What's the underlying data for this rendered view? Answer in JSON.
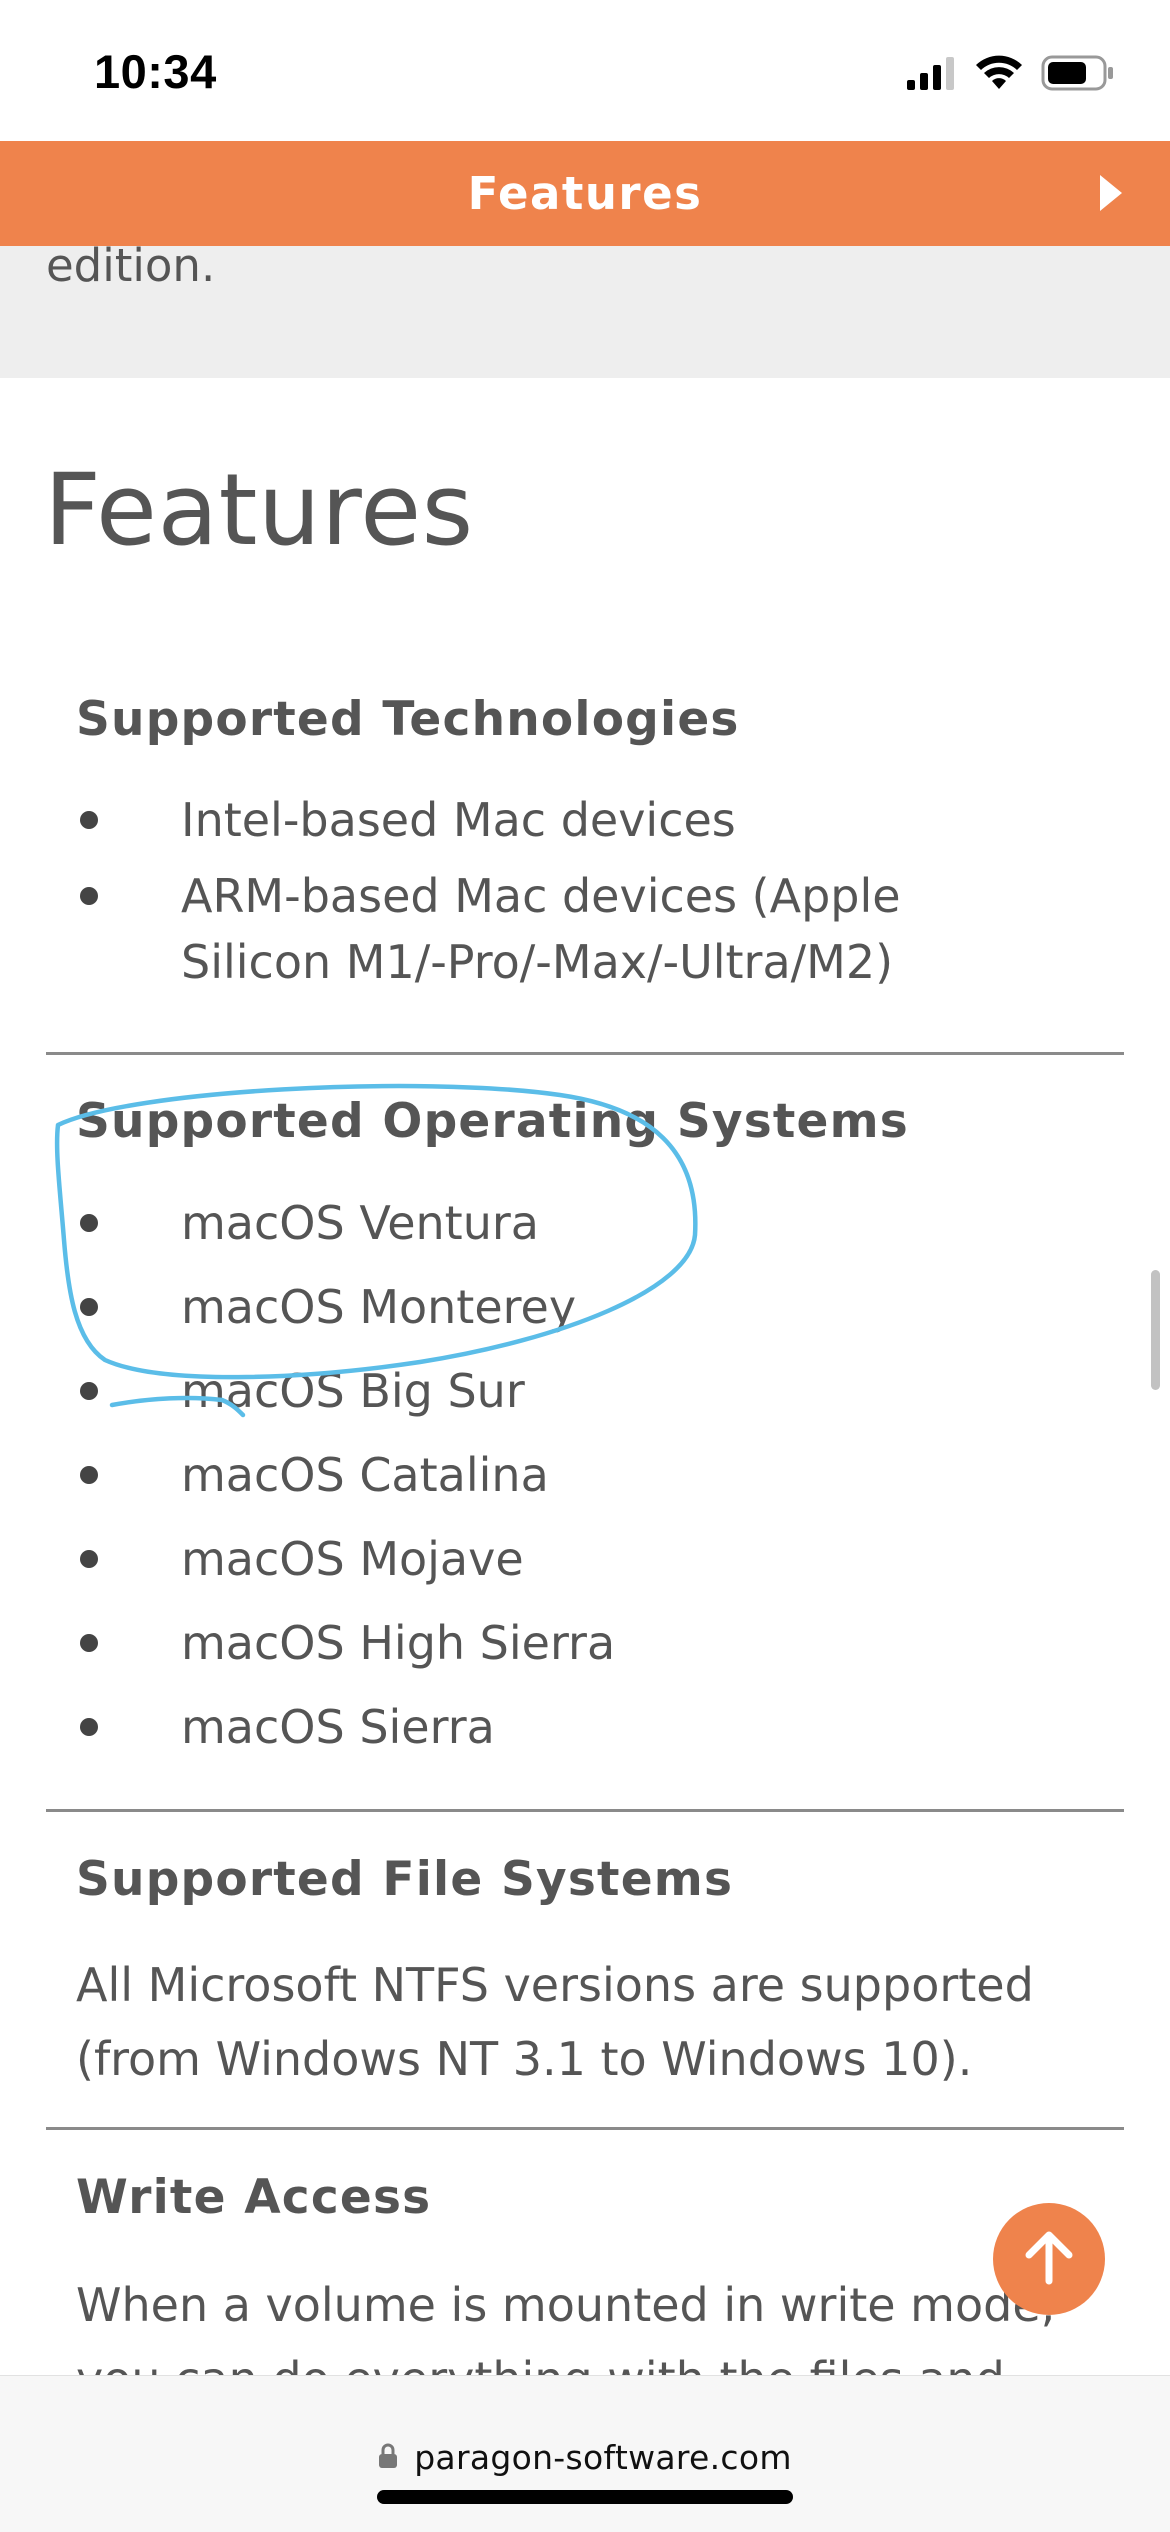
{
  "status_bar": {
    "time": "10:34"
  },
  "header": {
    "title": "Features"
  },
  "previous_section": {
    "tail_text": "edition."
  },
  "main": {
    "title": "Features",
    "sections": [
      {
        "heading": "Supported Technologies",
        "items": [
          "Intel-based Mac devices",
          "ARM-based Mac devices (Apple Silicon M1/-Pro/-Max/-Ultra/M2)"
        ]
      },
      {
        "heading": "Supported Operating Systems",
        "items": [
          "macOS Ventura",
          "macOS Monterey",
          "macOS Big Sur",
          "macOS Catalina",
          "macOS Mojave",
          "macOS High Sierra",
          "macOS Sierra"
        ]
      },
      {
        "heading": "Supported File Systems",
        "text": "All Microsoft NTFS versions are supported (from Windows NT 3.1 to Windows 10)."
      },
      {
        "heading": "Write Access",
        "text": "When a volume is mounted in write mode, you can do everything with the files and"
      }
    ]
  },
  "browser": {
    "url": "paragon-software.com"
  },
  "colors": {
    "accent": "#ef834c",
    "annotation": "#5bbde8",
    "text": "#555555"
  },
  "icons": {
    "header_arrow": "chevron-right-icon",
    "scroll_top": "arrow-up-icon",
    "url_lock": "lock-icon"
  }
}
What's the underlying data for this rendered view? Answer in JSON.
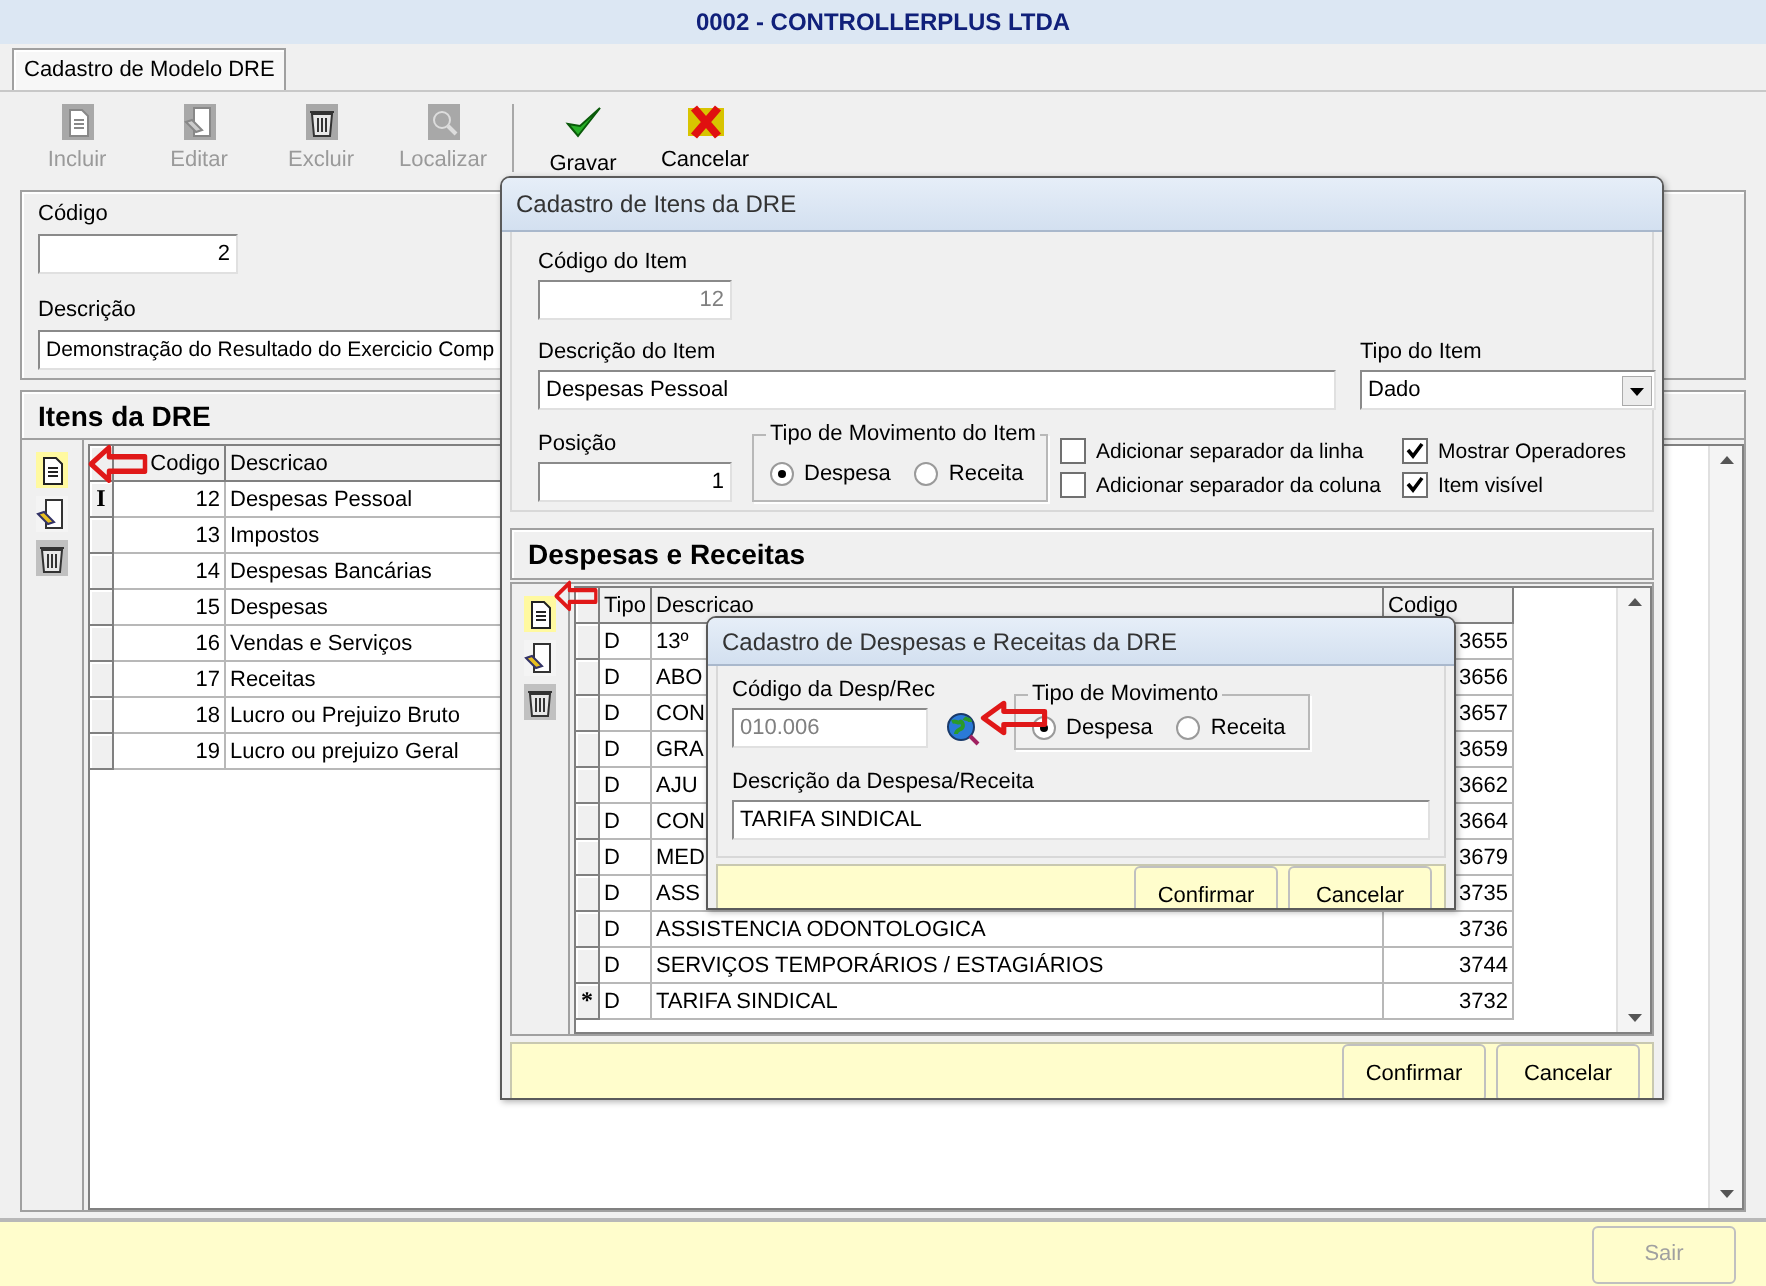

- _Work required_
Using the listing above, return all lines where the word "heading" occurs.

- _Written solution_
        "heading": "Supported Technologies",
        "heading": "Supported Operating Systems",
        "heading": "Supported File Systems",
        "heading": "Write Access",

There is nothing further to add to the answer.